> [LISTED RECORDS]:

________________________

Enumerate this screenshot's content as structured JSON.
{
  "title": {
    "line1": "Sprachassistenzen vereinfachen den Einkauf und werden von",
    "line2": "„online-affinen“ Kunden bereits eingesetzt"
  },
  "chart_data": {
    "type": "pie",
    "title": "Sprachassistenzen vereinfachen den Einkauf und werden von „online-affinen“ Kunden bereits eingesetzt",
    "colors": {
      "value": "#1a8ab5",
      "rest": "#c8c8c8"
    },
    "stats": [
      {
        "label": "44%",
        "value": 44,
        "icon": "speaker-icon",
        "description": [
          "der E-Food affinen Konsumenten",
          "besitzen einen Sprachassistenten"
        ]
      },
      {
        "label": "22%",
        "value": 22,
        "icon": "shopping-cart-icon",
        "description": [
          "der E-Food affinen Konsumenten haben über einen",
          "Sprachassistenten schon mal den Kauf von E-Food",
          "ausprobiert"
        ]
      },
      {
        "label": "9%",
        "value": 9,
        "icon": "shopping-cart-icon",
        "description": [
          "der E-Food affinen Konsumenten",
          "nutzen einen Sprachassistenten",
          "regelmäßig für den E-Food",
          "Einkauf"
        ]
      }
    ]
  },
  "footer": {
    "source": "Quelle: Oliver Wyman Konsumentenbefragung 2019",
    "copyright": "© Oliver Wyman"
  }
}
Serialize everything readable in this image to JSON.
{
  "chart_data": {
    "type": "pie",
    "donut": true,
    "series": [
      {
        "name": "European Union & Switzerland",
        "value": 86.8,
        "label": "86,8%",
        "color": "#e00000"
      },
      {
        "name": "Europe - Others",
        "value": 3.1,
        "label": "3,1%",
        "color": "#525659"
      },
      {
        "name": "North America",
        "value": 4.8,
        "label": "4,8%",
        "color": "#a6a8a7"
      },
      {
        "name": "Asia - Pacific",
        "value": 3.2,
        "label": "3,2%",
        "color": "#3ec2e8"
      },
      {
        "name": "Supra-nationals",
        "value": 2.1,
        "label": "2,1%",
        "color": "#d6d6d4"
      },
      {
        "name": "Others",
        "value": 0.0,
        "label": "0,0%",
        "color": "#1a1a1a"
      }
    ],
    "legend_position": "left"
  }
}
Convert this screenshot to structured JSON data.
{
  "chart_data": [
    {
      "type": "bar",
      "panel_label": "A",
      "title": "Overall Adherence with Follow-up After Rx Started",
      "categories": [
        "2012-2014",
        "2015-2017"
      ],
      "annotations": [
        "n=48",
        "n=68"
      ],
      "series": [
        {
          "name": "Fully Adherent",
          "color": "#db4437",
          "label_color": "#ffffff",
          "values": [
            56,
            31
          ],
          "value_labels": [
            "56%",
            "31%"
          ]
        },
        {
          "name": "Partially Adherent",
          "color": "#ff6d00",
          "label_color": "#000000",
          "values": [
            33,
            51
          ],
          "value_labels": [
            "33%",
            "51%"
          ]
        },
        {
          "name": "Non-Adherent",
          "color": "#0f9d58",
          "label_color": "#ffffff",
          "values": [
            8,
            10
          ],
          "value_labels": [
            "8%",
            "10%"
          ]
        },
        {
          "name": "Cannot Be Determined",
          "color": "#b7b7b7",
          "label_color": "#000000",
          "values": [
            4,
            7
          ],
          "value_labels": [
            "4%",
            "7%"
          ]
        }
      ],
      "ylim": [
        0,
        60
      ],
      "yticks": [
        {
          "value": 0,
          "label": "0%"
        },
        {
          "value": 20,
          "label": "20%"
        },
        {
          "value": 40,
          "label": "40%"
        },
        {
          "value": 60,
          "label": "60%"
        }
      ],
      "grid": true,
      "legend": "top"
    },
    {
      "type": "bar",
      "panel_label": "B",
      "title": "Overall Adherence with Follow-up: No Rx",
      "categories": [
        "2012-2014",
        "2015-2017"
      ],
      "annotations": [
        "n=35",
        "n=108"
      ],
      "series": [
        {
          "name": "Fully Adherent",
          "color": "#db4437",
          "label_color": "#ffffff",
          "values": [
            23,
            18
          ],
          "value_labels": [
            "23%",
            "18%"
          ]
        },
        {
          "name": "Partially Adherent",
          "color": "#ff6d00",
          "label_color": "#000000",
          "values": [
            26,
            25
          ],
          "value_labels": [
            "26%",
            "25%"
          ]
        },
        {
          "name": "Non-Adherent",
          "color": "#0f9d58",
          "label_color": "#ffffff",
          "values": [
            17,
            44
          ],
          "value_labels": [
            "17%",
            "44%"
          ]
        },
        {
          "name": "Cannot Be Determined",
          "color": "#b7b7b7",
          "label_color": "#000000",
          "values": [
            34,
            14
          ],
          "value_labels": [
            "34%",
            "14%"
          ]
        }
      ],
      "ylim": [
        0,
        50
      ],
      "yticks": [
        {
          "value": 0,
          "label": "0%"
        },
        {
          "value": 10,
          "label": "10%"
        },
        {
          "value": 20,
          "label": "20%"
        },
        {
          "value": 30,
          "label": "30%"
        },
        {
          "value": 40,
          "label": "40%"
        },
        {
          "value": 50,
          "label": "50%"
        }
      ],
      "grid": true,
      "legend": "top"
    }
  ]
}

________________________

> [GOAL]: Nothing in the listing may be changed; retype it all exactly.

> [EXERCISE OUTPUT]:
Enumerate this screenshot's content as structured JSON.
{
  "title": {
    "line1": "Sprachassistenzen vereinfachen den Einkauf und werden von",
    "line2": "„online-affinen“ Kunden bereits eingesetzt"
  },
  "chart_data": {
    "type": "pie",
    "title": "Sprachassistenzen vereinfachen den Einkauf und werden von „online-affinen“ Kunden bereits eingesetzt",
    "colors": {
      "value": "#1a8ab5",
      "rest": "#c8c8c8"
    },
    "stats": [
      {
        "label": "44%",
        "value": 44,
        "icon": "speaker-icon",
        "description": [
          "der E-Food affinen Konsumenten",
          "besitzen einen Sprachassistenten"
        ]
      },
      {
        "label": "22%",
        "value": 22,
        "icon": "shopping-cart-icon",
        "description": [
          "der E-Food affinen Konsumenten haben über einen",
          "Sprachassistenten schon mal den Kauf von E-Food",
          "ausprobiert"
        ]
      },
      {
        "label": "9%",
        "value": 9,
        "icon": "shopping-cart-icon",
        "description": [
          "der E-Food affinen Konsumenten",
          "nutzen einen Sprachassistenten",
          "regelmäßig für den E-Food",
          "Einkauf"
        ]
      }
    ]
  },
  "footer": {
    "source": "Quelle: Oliver Wyman Konsumentenbefragung 2019",
    "copyright": "© Oliver Wyman"
  }
}
Serialize everything readable in this image to JSON.
{
  "chart_data": {
    "type": "pie",
    "donut": true,
    "series": [
      {
        "name": "European Union & Switzerland",
        "value": 86.8,
        "label": "86,8%",
        "color": "#e00000"
      },
      {
        "name": "Europe - Others",
        "value": 3.1,
        "label": "3,1%",
        "color": "#525659"
      },
      {
        "name": "North America",
        "value": 4.8,
        "label": "4,8%",
        "color": "#a6a8a7"
      },
      {
        "name": "Asia - Pacific",
        "value": 3.2,
        "label": "3,2%",
        "color": "#3ec2e8"
      },
      {
        "name": "Supra-nationals",
        "value": 2.1,
        "label": "2,1%",
        "color": "#d6d6d4"
      },
      {
        "name": "Others",
        "value": 0.0,
        "label": "0,0%",
        "color": "#1a1a1a"
      }
    ],
    "legend_position": "left"
  }
}
Convert this screenshot to structured JSON data.
{
  "chart_data": [
    {
      "type": "bar",
      "panel_label": "A",
      "title": "Overall Adherence with Follow-up After Rx Started",
      "categories": [
        "2012-2014",
        "2015-2017"
      ],
      "annotations": [
        "n=48",
        "n=68"
      ],
      "series": [
        {
          "name": "Fully Adherent",
          "color": "#db4437",
          "label_color": "#ffffff",
          "values": [
            56,
            31
          ],
          "value_labels": [
            "56%",
            "31%"
          ]
        },
        {
          "name": "Partially Adherent",
          "color": "#ff6d00",
          "label_color": "#000000",
          "values": [
            33,
            51
          ],
          "value_labels": [
            "33%",
            "51%"
          ]
        },
        {
          "name": "Non-Adherent",
          "color": "#0f9d58",
          "label_color": "#ffffff",
          "values": [
            8,
            10
          ],
          "value_labels": [
            "8%",
            "10%"
          ]
        },
        {
          "name": "Cannot Be Determined",
          "color": "#b7b7b7",
          "label_color": "#000000",
          "values": [
            4,
            7
          ],
          "value_labels": [
            "4%",
            "7%"
          ]
        }
      ],
      "ylim": [
        0,
        60
      ],
      "yticks": [
        {
          "value": 0,
          "label": "0%"
        },
        {
          "value": 20,
          "label": "20%"
        },
        {
          "value": 40,
          "label": "40%"
        },
        {
          "value": 60,
          "label": "60%"
        }
      ],
      "grid": true,
      "legend": "top"
    },
    {
      "type": "bar",
      "panel_label": "B",
      "title": "Overall Adherence with Follow-up: No Rx",
      "categories": [
        "2012-2014",
        "2015-2017"
      ],
      "annotations": [
        "n=35",
        "n=108"
      ],
      "series": [
        {
          "name": "Fully Adherent",
          "color": "#db4437",
          "label_color": "#ffffff",
          "values": [
            23,
            18
          ],
          "value_labels": [
            "23%",
            "18%"
          ]
        },
        {
          "name": "Partially Adherent",
          "color": "#ff6d00",
          "label_color": "#000000",
          "values": [
            26,
            25
          ],
          "value_labels": [
            "26%",
            "25%"
          ]
        },
        {
          "name": "Non-Adherent",
          "color": "#0f9d58",
          "label_color": "#ffffff",
          "values": [
            17,
            44
          ],
          "value_labels": [
            "17%",
            "44%"
          ]
        },
        {
          "name": "Cannot Be Determined",
          "color": "#b7b7b7",
          "label_color": "#000000",
          "values": [
            34,
            14
          ],
          "value_labels": [
            "34%",
            "14%"
          ]
        }
      ],
      "ylim": [
        0,
        50
      ],
      "yticks": [
        {
          "value": 0,
          "label": "0%"
        },
        {
          "value": 10,
          "label": "10%"
        },
        {
          "value": 20,
          "label": "20%"
        },
        {
          "value": 30,
          "label": "30%"
        },
        {
          "value": 40,
          "label": "40%"
        },
        {
          "value": 50,
          "label": "50%"
        }
      ],
      "grid": true,
      "legend": "top"
    }
  ]
}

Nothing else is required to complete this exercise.